The request —
Send back the records in full, character for character.

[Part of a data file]

-- Start --

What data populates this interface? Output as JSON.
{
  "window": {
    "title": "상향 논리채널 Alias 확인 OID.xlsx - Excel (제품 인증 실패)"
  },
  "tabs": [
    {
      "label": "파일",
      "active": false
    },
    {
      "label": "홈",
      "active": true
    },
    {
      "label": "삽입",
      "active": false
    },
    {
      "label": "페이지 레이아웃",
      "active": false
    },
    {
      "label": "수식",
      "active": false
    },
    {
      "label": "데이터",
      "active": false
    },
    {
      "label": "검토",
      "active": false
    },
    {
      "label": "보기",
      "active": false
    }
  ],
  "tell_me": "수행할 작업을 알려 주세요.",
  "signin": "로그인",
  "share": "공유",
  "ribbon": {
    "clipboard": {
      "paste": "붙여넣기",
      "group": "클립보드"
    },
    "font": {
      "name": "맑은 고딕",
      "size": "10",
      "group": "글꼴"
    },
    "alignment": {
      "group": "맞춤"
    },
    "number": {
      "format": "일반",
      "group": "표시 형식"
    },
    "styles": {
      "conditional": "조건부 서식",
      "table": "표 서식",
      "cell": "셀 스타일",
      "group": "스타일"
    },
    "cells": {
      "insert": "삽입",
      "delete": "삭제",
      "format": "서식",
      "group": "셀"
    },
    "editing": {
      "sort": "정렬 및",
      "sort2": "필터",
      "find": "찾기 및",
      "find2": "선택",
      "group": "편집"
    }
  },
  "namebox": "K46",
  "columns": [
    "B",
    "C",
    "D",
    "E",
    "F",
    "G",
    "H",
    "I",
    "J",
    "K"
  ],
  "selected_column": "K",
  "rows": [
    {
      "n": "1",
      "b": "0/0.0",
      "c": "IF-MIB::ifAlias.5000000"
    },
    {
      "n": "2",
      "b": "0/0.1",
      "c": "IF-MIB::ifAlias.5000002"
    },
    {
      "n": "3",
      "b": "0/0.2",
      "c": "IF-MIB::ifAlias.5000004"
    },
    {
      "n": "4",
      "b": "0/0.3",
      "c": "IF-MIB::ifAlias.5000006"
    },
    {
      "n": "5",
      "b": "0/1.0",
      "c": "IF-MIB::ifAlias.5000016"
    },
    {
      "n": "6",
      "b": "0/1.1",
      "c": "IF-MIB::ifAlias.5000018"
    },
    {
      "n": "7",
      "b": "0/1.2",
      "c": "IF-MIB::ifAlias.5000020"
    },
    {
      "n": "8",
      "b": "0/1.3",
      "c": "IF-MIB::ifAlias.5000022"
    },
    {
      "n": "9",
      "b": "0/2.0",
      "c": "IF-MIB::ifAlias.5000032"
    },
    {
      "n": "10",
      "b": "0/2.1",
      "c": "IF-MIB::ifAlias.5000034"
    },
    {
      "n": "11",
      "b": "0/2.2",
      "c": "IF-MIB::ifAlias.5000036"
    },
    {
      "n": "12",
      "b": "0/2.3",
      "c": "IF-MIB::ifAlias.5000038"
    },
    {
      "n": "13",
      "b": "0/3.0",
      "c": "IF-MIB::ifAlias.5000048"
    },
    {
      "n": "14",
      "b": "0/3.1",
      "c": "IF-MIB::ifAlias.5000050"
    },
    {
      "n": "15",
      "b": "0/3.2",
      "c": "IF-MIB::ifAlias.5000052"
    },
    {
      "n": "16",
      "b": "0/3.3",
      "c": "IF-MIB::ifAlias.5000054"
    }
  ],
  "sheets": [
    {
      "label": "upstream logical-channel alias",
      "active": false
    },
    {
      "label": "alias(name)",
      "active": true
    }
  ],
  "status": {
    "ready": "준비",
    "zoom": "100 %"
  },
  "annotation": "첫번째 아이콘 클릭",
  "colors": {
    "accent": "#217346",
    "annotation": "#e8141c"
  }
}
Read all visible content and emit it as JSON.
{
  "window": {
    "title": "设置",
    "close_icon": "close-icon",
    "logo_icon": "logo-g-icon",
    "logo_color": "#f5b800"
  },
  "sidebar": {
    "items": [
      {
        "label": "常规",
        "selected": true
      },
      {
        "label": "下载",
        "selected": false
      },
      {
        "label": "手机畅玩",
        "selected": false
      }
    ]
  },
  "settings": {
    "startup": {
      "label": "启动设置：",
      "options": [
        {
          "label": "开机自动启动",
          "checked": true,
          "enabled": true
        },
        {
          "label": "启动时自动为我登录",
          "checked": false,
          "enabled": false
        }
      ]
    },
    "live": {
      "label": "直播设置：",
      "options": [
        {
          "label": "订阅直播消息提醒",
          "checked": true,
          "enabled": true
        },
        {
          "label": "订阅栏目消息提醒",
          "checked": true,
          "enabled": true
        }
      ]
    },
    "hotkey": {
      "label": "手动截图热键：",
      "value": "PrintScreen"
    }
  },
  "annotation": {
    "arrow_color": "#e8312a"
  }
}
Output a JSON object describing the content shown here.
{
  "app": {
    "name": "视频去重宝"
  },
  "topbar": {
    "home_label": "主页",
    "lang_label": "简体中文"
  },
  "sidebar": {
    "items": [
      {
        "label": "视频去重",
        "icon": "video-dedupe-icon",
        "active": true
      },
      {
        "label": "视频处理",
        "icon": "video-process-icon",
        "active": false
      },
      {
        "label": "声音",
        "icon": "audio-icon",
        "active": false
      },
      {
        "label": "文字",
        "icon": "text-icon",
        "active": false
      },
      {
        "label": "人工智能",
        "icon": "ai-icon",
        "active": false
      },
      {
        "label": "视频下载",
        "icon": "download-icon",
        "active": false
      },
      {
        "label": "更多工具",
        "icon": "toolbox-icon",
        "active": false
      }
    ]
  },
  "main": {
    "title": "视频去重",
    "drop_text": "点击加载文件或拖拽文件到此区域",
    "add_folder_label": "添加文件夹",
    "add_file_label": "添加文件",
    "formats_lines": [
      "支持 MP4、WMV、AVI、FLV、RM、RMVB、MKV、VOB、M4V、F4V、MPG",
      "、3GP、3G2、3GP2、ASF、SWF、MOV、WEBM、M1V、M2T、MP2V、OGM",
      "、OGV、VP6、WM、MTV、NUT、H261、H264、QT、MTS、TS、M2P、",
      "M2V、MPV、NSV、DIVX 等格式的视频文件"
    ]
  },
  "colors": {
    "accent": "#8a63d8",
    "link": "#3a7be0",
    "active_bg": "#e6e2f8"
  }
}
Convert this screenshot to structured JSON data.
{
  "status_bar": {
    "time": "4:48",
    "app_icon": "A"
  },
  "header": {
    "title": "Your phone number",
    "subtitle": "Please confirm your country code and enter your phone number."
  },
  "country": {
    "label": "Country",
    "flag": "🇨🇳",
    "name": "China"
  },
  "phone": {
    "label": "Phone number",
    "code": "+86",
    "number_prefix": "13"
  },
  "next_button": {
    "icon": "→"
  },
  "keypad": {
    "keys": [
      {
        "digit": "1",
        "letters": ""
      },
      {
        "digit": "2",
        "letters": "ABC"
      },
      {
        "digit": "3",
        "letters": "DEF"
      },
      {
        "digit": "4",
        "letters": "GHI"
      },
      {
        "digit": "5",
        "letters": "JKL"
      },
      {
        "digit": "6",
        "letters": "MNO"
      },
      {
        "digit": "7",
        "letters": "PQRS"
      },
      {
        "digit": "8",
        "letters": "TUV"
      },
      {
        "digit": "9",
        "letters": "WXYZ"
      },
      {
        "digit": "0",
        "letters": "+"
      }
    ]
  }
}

-- End --

Reply to the task —
What data populates this interface? Output as JSON.
{
  "window": {
    "title": "상향 논리채널 Alias 확인 OID.xlsx - Excel (제품 인증 실패)"
  },
  "tabs": [
    {
      "label": "파일",
      "active": false
    },
    {
      "label": "홈",
      "active": true
    },
    {
      "label": "삽입",
      "active": false
    },
    {
      "label": "페이지 레이아웃",
      "active": false
    },
    {
      "label": "수식",
      "active": false
    },
    {
      "label": "데이터",
      "active": false
    },
    {
      "label": "검토",
      "active": false
    },
    {
      "label": "보기",
      "active": false
    }
  ],
  "tell_me": "수행할 작업을 알려 주세요.",
  "signin": "로그인",
  "share": "공유",
  "ribbon": {
    "clipboard": {
      "paste": "붙여넣기",
      "group": "클립보드"
    },
    "font": {
      "name": "맑은 고딕",
      "size": "10",
      "group": "글꼴"
    },
    "alignment": {
      "group": "맞춤"
    },
    "number": {
      "format": "일반",
      "group": "표시 형식"
    },
    "styles": {
      "conditional": "조건부 서식",
      "table": "표 서식",
      "cell": "셀 스타일",
      "group": "스타일"
    },
    "cells": {
      "insert": "삽입",
      "delete": "삭제",
      "format": "서식",
      "group": "셀"
    },
    "editing": {
      "sort": "정렬 및",
      "sort2": "필터",
      "find": "찾기 및",
      "find2": "선택",
      "group": "편집"
    }
  },
  "namebox": "K46",
  "columns": [
    "B",
    "C",
    "D",
    "E",
    "F",
    "G",
    "H",
    "I",
    "J",
    "K"
  ],
  "selected_column": "K",
  "rows": [
    {
      "n": "1",
      "b": "0/0.0",
      "c": "IF-MIB::ifAlias.5000000"
    },
    {
      "n": "2",
      "b": "0/0.1",
      "c": "IF-MIB::ifAlias.5000002"
    },
    {
      "n": "3",
      "b": "0/0.2",
      "c": "IF-MIB::ifAlias.5000004"
    },
    {
      "n": "4",
      "b": "0/0.3",
      "c": "IF-MIB::ifAlias.5000006"
    },
    {
      "n": "5",
      "b": "0/1.0",
      "c": "IF-MIB::ifAlias.5000016"
    },
    {
      "n": "6",
      "b": "0/1.1",
      "c": "IF-MIB::ifAlias.5000018"
    },
    {
      "n": "7",
      "b": "0/1.2",
      "c": "IF-MIB::ifAlias.5000020"
    },
    {
      "n": "8",
      "b": "0/1.3",
      "c": "IF-MIB::ifAlias.5000022"
    },
    {
      "n": "9",
      "b": "0/2.0",
      "c": "IF-MIB::ifAlias.5000032"
    },
    {
      "n": "10",
      "b": "0/2.1",
      "c": "IF-MIB::ifAlias.5000034"
    },
    {
      "n": "11",
      "b": "0/2.2",
      "c": "IF-MIB::ifAlias.5000036"
    },
    {
      "n": "12",
      "b": "0/2.3",
      "c": "IF-MIB::ifAlias.5000038"
    },
    {
      "n": "13",
      "b": "0/3.0",
      "c": "IF-MIB::ifAlias.5000048"
    },
    {
      "n": "14",
      "b": "0/3.1",
      "c": "IF-MIB::ifAlias.5000050"
    },
    {
      "n": "15",
      "b": "0/3.2",
      "c": "IF-MIB::ifAlias.5000052"
    },
    {
      "n": "16",
      "b": "0/3.3",
      "c": "IF-MIB::ifAlias.5000054"
    }
  ],
  "sheets": [
    {
      "label": "upstream logical-channel alias",
      "active": false
    },
    {
      "label": "alias(name)",
      "active": true
    }
  ],
  "status": {
    "ready": "준비",
    "zoom": "100 %"
  },
  "annotation": "첫번째 아이콘 클릭",
  "colors": {
    "accent": "#217346",
    "annotation": "#e8141c"
  }
}
Read all visible content and emit it as JSON.
{
  "window": {
    "title": "设置",
    "close_icon": "close-icon",
    "logo_icon": "logo-g-icon",
    "logo_color": "#f5b800"
  },
  "sidebar": {
    "items": [
      {
        "label": "常规",
        "selected": true
      },
      {
        "label": "下载",
        "selected": false
      },
      {
        "label": "手机畅玩",
        "selected": false
      }
    ]
  },
  "settings": {
    "startup": {
      "label": "启动设置：",
      "options": [
        {
          "label": "开机自动启动",
          "checked": true,
          "enabled": true
        },
        {
          "label": "启动时自动为我登录",
          "checked": false,
          "enabled": false
        }
      ]
    },
    "live": {
      "label": "直播设置：",
      "options": [
        {
          "label": "订阅直播消息提醒",
          "checked": true,
          "enabled": true
        },
        {
          "label": "订阅栏目消息提醒",
          "checked": true,
          "enabled": true
        }
      ]
    },
    "hotkey": {
      "label": "手动截图热键：",
      "value": "PrintScreen"
    }
  },
  "annotation": {
    "arrow_color": "#e8312a"
  }
}
Output a JSON object describing the content shown here.
{
  "app": {
    "name": "视频去重宝"
  },
  "topbar": {
    "home_label": "主页",
    "lang_label": "简体中文"
  },
  "sidebar": {
    "items": [
      {
        "label": "视频去重",
        "icon": "video-dedupe-icon",
        "active": true
      },
      {
        "label": "视频处理",
        "icon": "video-process-icon",
        "active": false
      },
      {
        "label": "声音",
        "icon": "audio-icon",
        "active": false
      },
      {
        "label": "文字",
        "icon": "text-icon",
        "active": false
      },
      {
        "label": "人工智能",
        "icon": "ai-icon",
        "active": false
      },
      {
        "label": "视频下载",
        "icon": "download-icon",
        "active": false
      },
      {
        "label": "更多工具",
        "icon": "toolbox-icon",
        "active": false
      }
    ]
  },
  "main": {
    "title": "视频去重",
    "drop_text": "点击加载文件或拖拽文件到此区域",
    "add_folder_label": "添加文件夹",
    "add_file_label": "添加文件",
    "formats_lines": [
      "支持 MP4、WMV、AVI、FLV、RM、RMVB、MKV、VOB、M4V、F4V、MPG",
      "、3GP、3G2、3GP2、ASF、SWF、MOV、WEBM、M1V、M2T、MP2V、OGM",
      "、OGV、VP6、WM、MTV、NUT、H261、H264、QT、MTS、TS、M2P、",
      "M2V、MPV、NSV、DIVX 等格式的视频文件"
    ]
  },
  "colors": {
    "accent": "#8a63d8",
    "link": "#3a7be0",
    "active_bg": "#e6e2f8"
  }
}
Convert this screenshot to structured JSON data.
{
  "status_bar": {
    "time": "4:48",
    "app_icon": "A"
  },
  "header": {
    "title": "Your phone number",
    "subtitle": "Please confirm your country code and enter your phone number."
  },
  "country": {
    "label": "Country",
    "flag": "🇨🇳",
    "name": "China"
  },
  "phone": {
    "label": "Phone number",
    "code": "+86",
    "number_prefix": "13"
  },
  "next_button": {
    "icon": "→"
  },
  "keypad": {
    "keys": [
      {
        "digit": "1",
        "letters": ""
      },
      {
        "digit": "2",
        "letters": "ABC"
      },
      {
        "digit": "3",
        "letters": "DEF"
      },
      {
        "digit": "4",
        "letters": "GHI"
      },
      {
        "digit": "5",
        "letters": "JKL"
      },
      {
        "digit": "6",
        "letters": "MNO"
      },
      {
        "digit": "7",
        "letters": "PQRS"
      },
      {
        "digit": "8",
        "letters": "TUV"
      },
      {
        "digit": "9",
        "letters": "WXYZ"
      },
      {
        "digit": "0",
        "letters": "+"
      }
    ]
  }
}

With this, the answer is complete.